→ **What needs to be done**:
The records below must be duplicated exactly, character for character.

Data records

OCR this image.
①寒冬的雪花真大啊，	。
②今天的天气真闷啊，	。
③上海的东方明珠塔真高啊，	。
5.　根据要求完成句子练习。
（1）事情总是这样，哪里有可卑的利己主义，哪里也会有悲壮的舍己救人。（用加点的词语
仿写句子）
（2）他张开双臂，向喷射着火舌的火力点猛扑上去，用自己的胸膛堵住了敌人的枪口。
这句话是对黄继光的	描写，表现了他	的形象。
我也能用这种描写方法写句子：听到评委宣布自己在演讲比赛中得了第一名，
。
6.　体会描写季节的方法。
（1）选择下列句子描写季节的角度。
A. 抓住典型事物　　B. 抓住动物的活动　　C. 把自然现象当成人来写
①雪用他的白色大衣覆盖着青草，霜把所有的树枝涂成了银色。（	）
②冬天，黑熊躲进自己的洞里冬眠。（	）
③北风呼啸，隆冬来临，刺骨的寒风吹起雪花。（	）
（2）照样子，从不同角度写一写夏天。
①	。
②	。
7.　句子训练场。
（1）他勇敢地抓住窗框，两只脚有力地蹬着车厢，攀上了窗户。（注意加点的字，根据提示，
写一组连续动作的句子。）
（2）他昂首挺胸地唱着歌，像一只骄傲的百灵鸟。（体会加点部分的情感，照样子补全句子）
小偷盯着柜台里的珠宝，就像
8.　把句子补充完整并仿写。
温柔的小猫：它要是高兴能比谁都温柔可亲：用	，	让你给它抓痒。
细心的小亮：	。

→ **Correct result**:
OCR this image.
①寒冬的雪花真大啊，	。
②今天的天气真闷啊，	。
③上海的东方明珠塔真高啊，	。
5.　根据要求完成句子练习。
（1）事情总是这样，哪里有可卑的利己主义，哪里也会有悲壮的舍己救人。（用加点的词语
仿写句子）
（2）他张开双臂，向喷射着火舌的火力点猛扑上去，用自己的胸膛堵住了敌人的枪口。
这句话是对黄继光的	描写，表现了他	的形象。
我也能用这种描写方法写句子：听到评委宣布自己在演讲比赛中得了第一名，
。
6.　体会描写季节的方法。
（1）选择下列句子描写季节的角度。
A. 抓住典型事物　　B. 抓住动物的活动　　C. 把自然现象当成人来写
①雪用他的白色大衣覆盖着青草，霜把所有的树枝涂成了银色。（	）
②冬天，黑熊躲进自己的洞里冬眠。（	）
③北风呼啸，隆冬来临，刺骨的寒风吹起雪花。（	）
（2）照样子，从不同角度写一写夏天。
①	。
②	。
7.　句子训练场。
（1）他勇敢地抓住窗框，两只脚有力地蹬着车厢，攀上了窗户。（注意加点的字，根据提示，
写一组连续动作的句子。）
（2）他昂首挺胸地唱着歌，像一只骄傲的百灵鸟。（体会加点部分的情感，照样子补全句子）
小偷盯着柜台里的珠宝，就像
8.　把句子补充完整并仿写。
温柔的小猫：它要是高兴能比谁都温柔可亲：用	，	让你给它抓痒。
细心的小亮：	。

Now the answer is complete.